** EXERCISE GOAL **
Word for word, give the material below again, minus any images.

** MATERIAL SHOWN **
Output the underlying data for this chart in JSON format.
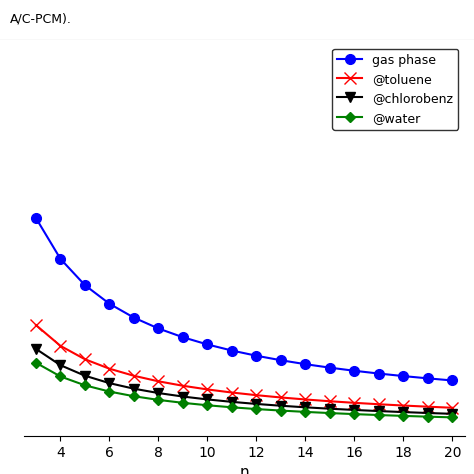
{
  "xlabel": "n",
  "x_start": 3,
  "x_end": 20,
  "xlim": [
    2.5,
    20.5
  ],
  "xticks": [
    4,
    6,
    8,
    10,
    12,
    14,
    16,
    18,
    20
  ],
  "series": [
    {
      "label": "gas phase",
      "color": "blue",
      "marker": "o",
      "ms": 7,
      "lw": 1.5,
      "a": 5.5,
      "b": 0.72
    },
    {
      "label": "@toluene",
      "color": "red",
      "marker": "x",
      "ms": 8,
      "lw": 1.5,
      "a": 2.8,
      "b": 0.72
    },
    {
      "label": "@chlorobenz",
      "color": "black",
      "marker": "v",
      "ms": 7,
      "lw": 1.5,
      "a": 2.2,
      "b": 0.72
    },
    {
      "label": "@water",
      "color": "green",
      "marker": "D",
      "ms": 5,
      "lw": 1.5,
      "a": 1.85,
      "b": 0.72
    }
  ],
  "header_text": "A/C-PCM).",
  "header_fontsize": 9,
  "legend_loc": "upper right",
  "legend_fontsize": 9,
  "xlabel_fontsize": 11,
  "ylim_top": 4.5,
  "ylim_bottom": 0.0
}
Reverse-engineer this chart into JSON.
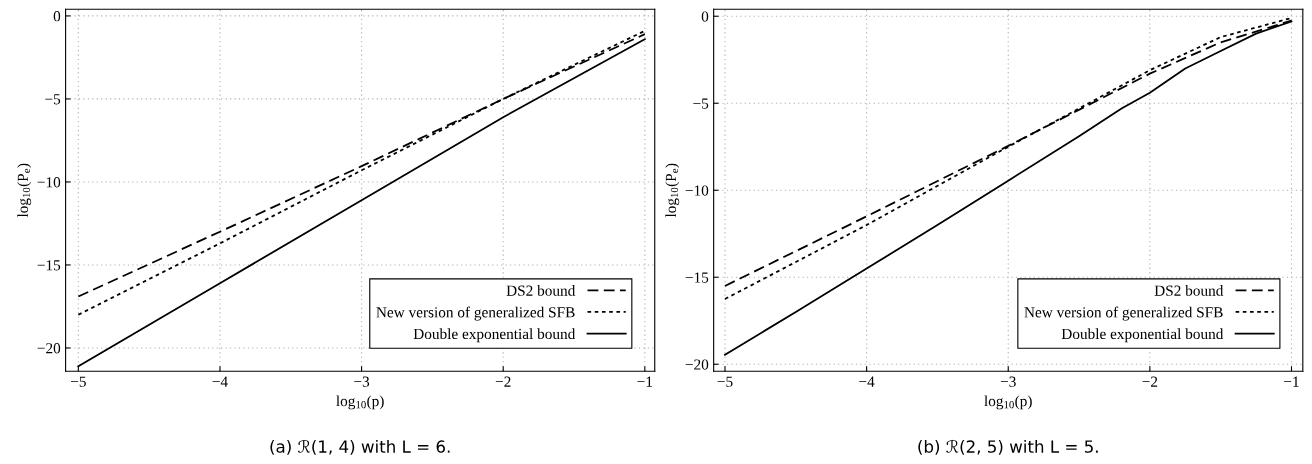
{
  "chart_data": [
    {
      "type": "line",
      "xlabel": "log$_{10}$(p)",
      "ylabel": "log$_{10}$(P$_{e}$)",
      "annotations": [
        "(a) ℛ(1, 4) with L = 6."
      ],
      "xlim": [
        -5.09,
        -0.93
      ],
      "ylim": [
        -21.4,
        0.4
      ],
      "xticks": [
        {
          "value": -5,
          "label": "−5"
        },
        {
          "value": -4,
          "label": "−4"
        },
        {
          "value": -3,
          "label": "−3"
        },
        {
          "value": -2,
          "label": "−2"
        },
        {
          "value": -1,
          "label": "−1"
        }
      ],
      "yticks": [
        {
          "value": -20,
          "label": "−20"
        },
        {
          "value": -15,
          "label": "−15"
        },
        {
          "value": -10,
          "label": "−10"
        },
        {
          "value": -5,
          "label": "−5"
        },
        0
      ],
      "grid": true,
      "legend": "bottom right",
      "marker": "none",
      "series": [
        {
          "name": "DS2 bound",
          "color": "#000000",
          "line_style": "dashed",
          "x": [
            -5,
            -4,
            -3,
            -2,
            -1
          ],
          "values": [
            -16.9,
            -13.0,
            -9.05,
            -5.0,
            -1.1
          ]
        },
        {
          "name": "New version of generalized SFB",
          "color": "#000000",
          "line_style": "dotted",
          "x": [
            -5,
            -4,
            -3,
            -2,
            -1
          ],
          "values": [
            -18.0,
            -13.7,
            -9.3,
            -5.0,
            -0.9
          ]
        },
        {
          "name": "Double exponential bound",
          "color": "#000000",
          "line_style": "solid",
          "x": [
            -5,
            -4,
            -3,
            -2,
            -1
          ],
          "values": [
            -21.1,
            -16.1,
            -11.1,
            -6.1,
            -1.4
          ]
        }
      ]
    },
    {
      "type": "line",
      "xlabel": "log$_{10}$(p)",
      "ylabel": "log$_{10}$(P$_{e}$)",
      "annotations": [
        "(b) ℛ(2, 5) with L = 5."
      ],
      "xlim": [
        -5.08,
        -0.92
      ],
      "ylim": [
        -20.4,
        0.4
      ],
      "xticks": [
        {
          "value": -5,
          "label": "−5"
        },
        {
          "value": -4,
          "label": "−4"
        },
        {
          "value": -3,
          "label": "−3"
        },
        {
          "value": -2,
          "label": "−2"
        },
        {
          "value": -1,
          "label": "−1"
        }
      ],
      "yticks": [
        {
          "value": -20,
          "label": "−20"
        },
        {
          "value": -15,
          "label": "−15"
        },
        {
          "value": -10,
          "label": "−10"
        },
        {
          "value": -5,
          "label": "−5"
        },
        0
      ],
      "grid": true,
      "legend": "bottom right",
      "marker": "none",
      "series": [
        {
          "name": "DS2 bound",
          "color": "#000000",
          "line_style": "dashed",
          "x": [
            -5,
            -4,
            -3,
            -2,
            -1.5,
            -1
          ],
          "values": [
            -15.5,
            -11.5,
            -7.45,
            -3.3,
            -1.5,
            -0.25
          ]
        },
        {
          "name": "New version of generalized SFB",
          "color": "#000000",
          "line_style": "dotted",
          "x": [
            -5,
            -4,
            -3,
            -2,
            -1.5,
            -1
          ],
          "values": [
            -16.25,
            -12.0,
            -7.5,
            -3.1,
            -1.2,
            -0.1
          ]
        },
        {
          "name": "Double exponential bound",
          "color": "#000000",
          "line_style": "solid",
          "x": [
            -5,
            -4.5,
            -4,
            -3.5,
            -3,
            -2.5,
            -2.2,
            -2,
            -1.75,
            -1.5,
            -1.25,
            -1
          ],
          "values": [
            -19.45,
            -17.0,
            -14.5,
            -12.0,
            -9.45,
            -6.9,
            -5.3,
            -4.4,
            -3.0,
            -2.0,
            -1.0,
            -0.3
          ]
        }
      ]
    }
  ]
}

** RESULT OF THE EXERCISE **
Output the underlying data for this chart in JSON format.
{
  "xlabel": "n",
  "x_start": 3,
  "x_end": 20,
  "xlim": [
    2.5,
    20.5
  ],
  "xticks": [
    4,
    6,
    8,
    10,
    12,
    14,
    16,
    18,
    20
  ],
  "series": [
    {
      "label": "gas phase",
      "color": "blue",
      "marker": "o",
      "ms": 7,
      "lw": 1.5,
      "a": 5.5,
      "b": 0.72
    },
    {
      "label": "@toluene",
      "color": "red",
      "marker": "x",
      "ms": 8,
      "lw": 1.5,
      "a": 2.8,
      "b": 0.72
    },
    {
      "label": "@chlorobenz",
      "color": "black",
      "marker": "v",
      "ms": 7,
      "lw": 1.5,
      "a": 2.2,
      "b": 0.72
    },
    {
      "label": "@water",
      "color": "green",
      "marker": "D",
      "ms": 5,
      "lw": 1.5,
      "a": 1.85,
      "b": 0.72
    }
  ],
  "header_text": "A/C-PCM).",
  "header_fontsize": 9,
  "legend_loc": "upper right",
  "legend_fontsize": 9,
  "xlabel_fontsize": 11,
  "ylim_top": 4.5,
  "ylim_bottom": 0.0
}
Reverse-engineer this chart into JSON.
{
  "chart_data": [
    {
      "type": "line",
      "xlabel": "log$_{10}$(p)",
      "ylabel": "log$_{10}$(P$_{e}$)",
      "annotations": [
        "(a) ℛ(1, 4) with L = 6."
      ],
      "xlim": [
        -5.09,
        -0.93
      ],
      "ylim": [
        -21.4,
        0.4
      ],
      "xticks": [
        {
          "value": -5,
          "label": "−5"
        },
        {
          "value": -4,
          "label": "−4"
        },
        {
          "value": -3,
          "label": "−3"
        },
        {
          "value": -2,
          "label": "−2"
        },
        {
          "value": -1,
          "label": "−1"
        }
      ],
      "yticks": [
        {
          "value": -20,
          "label": "−20"
        },
        {
          "value": -15,
          "label": "−15"
        },
        {
          "value": -10,
          "label": "−10"
        },
        {
          "value": -5,
          "label": "−5"
        },
        0
      ],
      "grid": true,
      "legend": "bottom right",
      "marker": "none",
      "series": [
        {
          "name": "DS2 bound",
          "color": "#000000",
          "line_style": "dashed",
          "x": [
            -5,
            -4,
            -3,
            -2,
            -1
          ],
          "values": [
            -16.9,
            -13.0,
            -9.05,
            -5.0,
            -1.1
          ]
        },
        {
          "name": "New version of generalized SFB",
          "color": "#000000",
          "line_style": "dotted",
          "x": [
            -5,
            -4,
            -3,
            -2,
            -1
          ],
          "values": [
            -18.0,
            -13.7,
            -9.3,
            -5.0,
            -0.9
          ]
        },
        {
          "name": "Double exponential bound",
          "color": "#000000",
          "line_style": "solid",
          "x": [
            -5,
            -4,
            -3,
            -2,
            -1
          ],
          "values": [
            -21.1,
            -16.1,
            -11.1,
            -6.1,
            -1.4
          ]
        }
      ]
    },
    {
      "type": "line",
      "xlabel": "log$_{10}$(p)",
      "ylabel": "log$_{10}$(P$_{e}$)",
      "annotations": [
        "(b) ℛ(2, 5) with L = 5."
      ],
      "xlim": [
        -5.08,
        -0.92
      ],
      "ylim": [
        -20.4,
        0.4
      ],
      "xticks": [
        {
          "value": -5,
          "label": "−5"
        },
        {
          "value": -4,
          "label": "−4"
        },
        {
          "value": -3,
          "label": "−3"
        },
        {
          "value": -2,
          "label": "−2"
        },
        {
          "value": -1,
          "label": "−1"
        }
      ],
      "yticks": [
        {
          "value": -20,
          "label": "−20"
        },
        {
          "value": -15,
          "label": "−15"
        },
        {
          "value": -10,
          "label": "−10"
        },
        {
          "value": -5,
          "label": "−5"
        },
        0
      ],
      "grid": true,
      "legend": "bottom right",
      "marker": "none",
      "series": [
        {
          "name": "DS2 bound",
          "color": "#000000",
          "line_style": "dashed",
          "x": [
            -5,
            -4,
            -3,
            -2,
            -1.5,
            -1
          ],
          "values": [
            -15.5,
            -11.5,
            -7.45,
            -3.3,
            -1.5,
            -0.25
          ]
        },
        {
          "name": "New version of generalized SFB",
          "color": "#000000",
          "line_style": "dotted",
          "x": [
            -5,
            -4,
            -3,
            -2,
            -1.5,
            -1
          ],
          "values": [
            -16.25,
            -12.0,
            -7.5,
            -3.1,
            -1.2,
            -0.1
          ]
        },
        {
          "name": "Double exponential bound",
          "color": "#000000",
          "line_style": "solid",
          "x": [
            -5,
            -4.5,
            -4,
            -3.5,
            -3,
            -2.5,
            -2.2,
            -2,
            -1.75,
            -1.5,
            -1.25,
            -1
          ],
          "values": [
            -19.45,
            -17.0,
            -14.5,
            -12.0,
            -9.45,
            -6.9,
            -5.3,
            -4.4,
            -3.0,
            -2.0,
            -1.0,
            -0.3
          ]
        }
      ]
    }
  ]
}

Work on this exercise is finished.